----- LISTED RECORDS -----
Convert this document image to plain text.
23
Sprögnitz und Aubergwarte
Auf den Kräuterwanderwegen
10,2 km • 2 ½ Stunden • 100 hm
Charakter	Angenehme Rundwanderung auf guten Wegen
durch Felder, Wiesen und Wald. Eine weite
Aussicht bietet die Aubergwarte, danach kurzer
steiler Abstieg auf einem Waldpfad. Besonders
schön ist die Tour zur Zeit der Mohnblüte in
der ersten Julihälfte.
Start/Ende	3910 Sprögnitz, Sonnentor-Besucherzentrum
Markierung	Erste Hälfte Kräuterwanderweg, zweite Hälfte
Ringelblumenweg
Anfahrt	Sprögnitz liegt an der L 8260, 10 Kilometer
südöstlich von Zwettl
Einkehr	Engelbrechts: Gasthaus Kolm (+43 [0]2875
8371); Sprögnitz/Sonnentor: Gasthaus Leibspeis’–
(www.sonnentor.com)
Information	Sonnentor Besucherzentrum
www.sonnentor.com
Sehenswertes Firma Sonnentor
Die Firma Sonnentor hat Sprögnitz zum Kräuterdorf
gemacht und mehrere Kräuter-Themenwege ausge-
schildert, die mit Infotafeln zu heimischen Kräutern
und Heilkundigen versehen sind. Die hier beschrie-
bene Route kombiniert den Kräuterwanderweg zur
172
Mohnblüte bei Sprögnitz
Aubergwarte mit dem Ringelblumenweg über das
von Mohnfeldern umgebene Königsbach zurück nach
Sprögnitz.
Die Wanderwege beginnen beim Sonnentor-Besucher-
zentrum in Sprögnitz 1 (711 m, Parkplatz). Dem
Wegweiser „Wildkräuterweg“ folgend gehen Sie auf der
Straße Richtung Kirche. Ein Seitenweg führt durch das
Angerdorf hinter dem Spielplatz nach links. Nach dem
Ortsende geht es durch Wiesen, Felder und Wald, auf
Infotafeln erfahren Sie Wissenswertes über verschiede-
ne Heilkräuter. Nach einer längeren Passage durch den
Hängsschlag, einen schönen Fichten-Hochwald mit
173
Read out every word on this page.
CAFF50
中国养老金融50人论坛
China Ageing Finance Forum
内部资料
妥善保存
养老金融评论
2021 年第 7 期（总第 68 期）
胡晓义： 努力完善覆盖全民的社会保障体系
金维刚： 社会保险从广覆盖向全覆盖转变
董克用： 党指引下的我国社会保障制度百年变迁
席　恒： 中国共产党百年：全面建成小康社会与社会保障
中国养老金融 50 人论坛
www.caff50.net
-----
» REQUEST:
Set all of the records down again, exactly as they stand.

» SOLUTION TO THIS TASK:
Convert this document image to plain text.
23
Sprögnitz und Aubergwarte
Auf den Kräuterwanderwegen
10,2 km • 2 ½ Stunden • 100 hm
Charakter	Angenehme Rundwanderung auf guten Wegen
durch Felder, Wiesen und Wald. Eine weite
Aussicht bietet die Aubergwarte, danach kurzer
steiler Abstieg auf einem Waldpfad. Besonders
schön ist die Tour zur Zeit der Mohnblüte in
der ersten Julihälfte.
Start/Ende	3910 Sprögnitz, Sonnentor-Besucherzentrum
Markierung	Erste Hälfte Kräuterwanderweg, zweite Hälfte
Ringelblumenweg
Anfahrt	Sprögnitz liegt an der L 8260, 10 Kilometer
südöstlich von Zwettl
Einkehr	Engelbrechts: Gasthaus Kolm (+43 [0]2875
8371); Sprögnitz/Sonnentor: Gasthaus Leibspeis’–
(www.sonnentor.com)
Information	Sonnentor Besucherzentrum
www.sonnentor.com
Sehenswertes Firma Sonnentor
Die Firma Sonnentor hat Sprögnitz zum Kräuterdorf
gemacht und mehrere Kräuter-Themenwege ausge-
schildert, die mit Infotafeln zu heimischen Kräutern
und Heilkundigen versehen sind. Die hier beschrie-
bene Route kombiniert den Kräuterwanderweg zur
172
Mohnblüte bei Sprögnitz
Aubergwarte mit dem Ringelblumenweg über das
von Mohnfeldern umgebene Königsbach zurück nach
Sprögnitz.
Die Wanderwege beginnen beim Sonnentor-Besucher-
zentrum in Sprögnitz 1 (711 m, Parkplatz). Dem
Wegweiser „Wildkräuterweg“ folgend gehen Sie auf der
Straße Richtung Kirche. Ein Seitenweg führt durch das
Angerdorf hinter dem Spielplatz nach links. Nach dem
Ortsende geht es durch Wiesen, Felder und Wald, auf
Infotafeln erfahren Sie Wissenswertes über verschiede-
ne Heilkräuter. Nach einer längeren Passage durch den
Hängsschlag, einen schönen Fichten-Hochwald mit
173
Read out every word on this page.
CAFF50
中国养老金融50人论坛
China Ageing Finance Forum
内部资料
妥善保存
养老金融评论
2021 年第 7 期（总第 68 期）
胡晓义： 努力完善覆盖全民的社会保障体系
金维刚： 社会保险从广覆盖向全覆盖转变
董克用： 党指引下的我国社会保障制度百年变迁
席　恒： 中国共产党百年：全面建成小康社会与社会保障
中国养老金融 50 人论坛
www.caff50.net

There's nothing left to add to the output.